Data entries
....

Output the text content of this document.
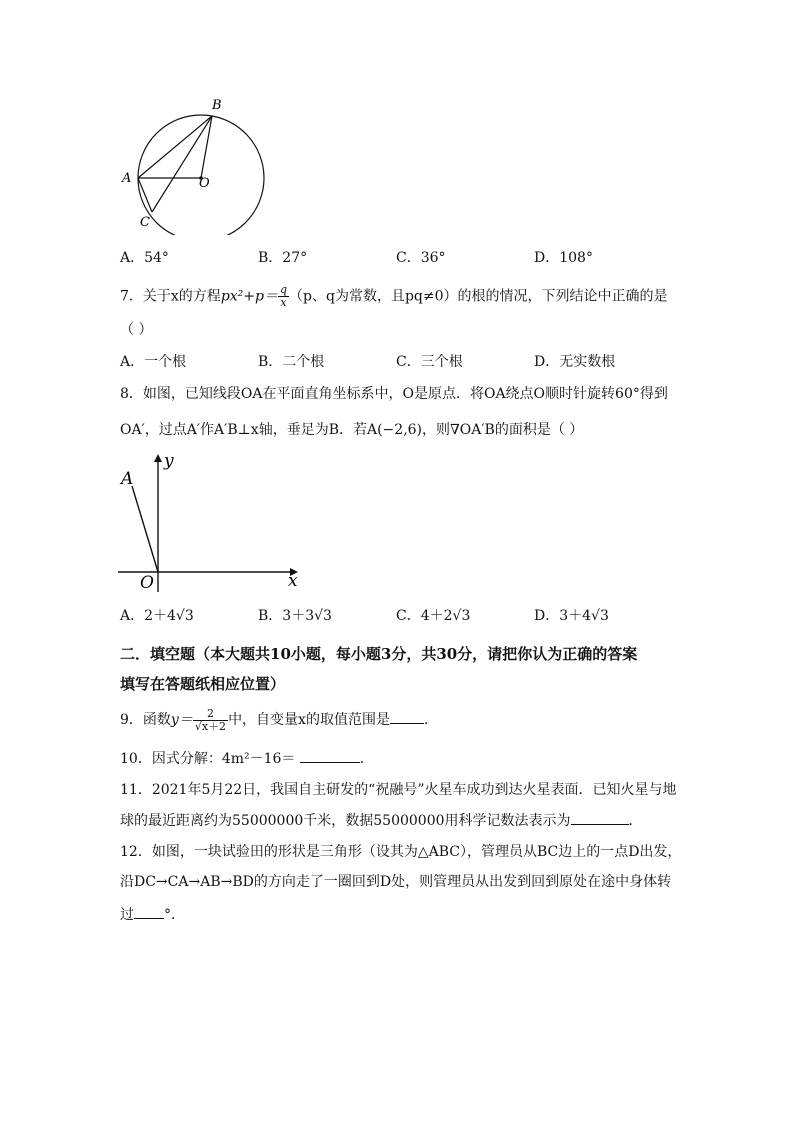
B
A	O
C
A．54°	B．27°	C．36°	D．108°
7．关于x的方程$px^2+p= \frac{q}{x} (p$、q为常数，且pq≠0）的根的情况，下列结论中正确的是
（ ）
A．一个根	B．二个根	C．三个根	D．无实数根
8．如图，已知线段OA在平面直角坐标系中，O是原点．将OA绕点O顺时针旋转60°得到
OA′，过点A′作A′B⊥x轴，垂足为B．若A(−2,6)，则∇OA′B的面积是（ ）
y
A
O	x
A．2＋4√3	B．3＋3√3	C．4＋2√3	D．3＋4√3
二．填空题（本大题共10小题，每小题3分，共30分，请把你认为正确的答案
填写在答题纸相应位置）
9．函数$y= \frac{2}{√x+2}$ 中，自变量x的取值范围是 ．
10．因式分解：4m²－16＝	．
11．2021年5月22日，我国自主研发的“祝融号”火星车成功到达火星表面．已知火星与地
球的最近距离约为55000000千米，数据55000000用科学记数法表示为	．
12．如图，一块试验田的形状是三角形（设其为△ABC），管理员从BC边上的一点D出发，
沿DC→CA→AB→BD的方向走了一圈回到D处，则管理员从出发到回到原处在途中身体转
过 °．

....

Problem statement
Copy the data word for word. Pictures do not go in the copy.

Answer to the problem
Output the text content of this document.
B
A	O
C
A．54°	B．27°	C．36°	D．108°
7．关于x的方程$px^2+p= \frac{q}{x} (p$、q为常数，且pq≠0）的根的情况，下列结论中正确的是
（ ）
A．一个根	B．二个根	C．三个根	D．无实数根
8．如图，已知线段OA在平面直角坐标系中，O是原点．将OA绕点O顺时针旋转60°得到
OA′，过点A′作A′B⊥x轴，垂足为B．若A(−2,6)，则∇OA′B的面积是（ ）
y
A
O	x
A．2＋4√3	B．3＋3√3	C．4＋2√3	D．3＋4√3
二．填空题（本大题共10小题，每小题3分，共30分，请把你认为正确的答案
填写在答题纸相应位置）
9．函数$y= \frac{2}{√x+2}$ 中，自变量x的取值范围是 ．
10．因式分解：4m²－16＝	．
11．2021年5月22日，我国自主研发的“祝融号”火星车成功到达火星表面．已知火星与地
球的最近距离约为55000000千米，数据55000000用科学记数法表示为	．
12．如图，一块试验田的形状是三角形（设其为△ABC），管理员从BC边上的一点D出发，
沿DC→CA→AB→BD的方向走了一圈回到D处，则管理员从出发到回到原处在途中身体转
过 °．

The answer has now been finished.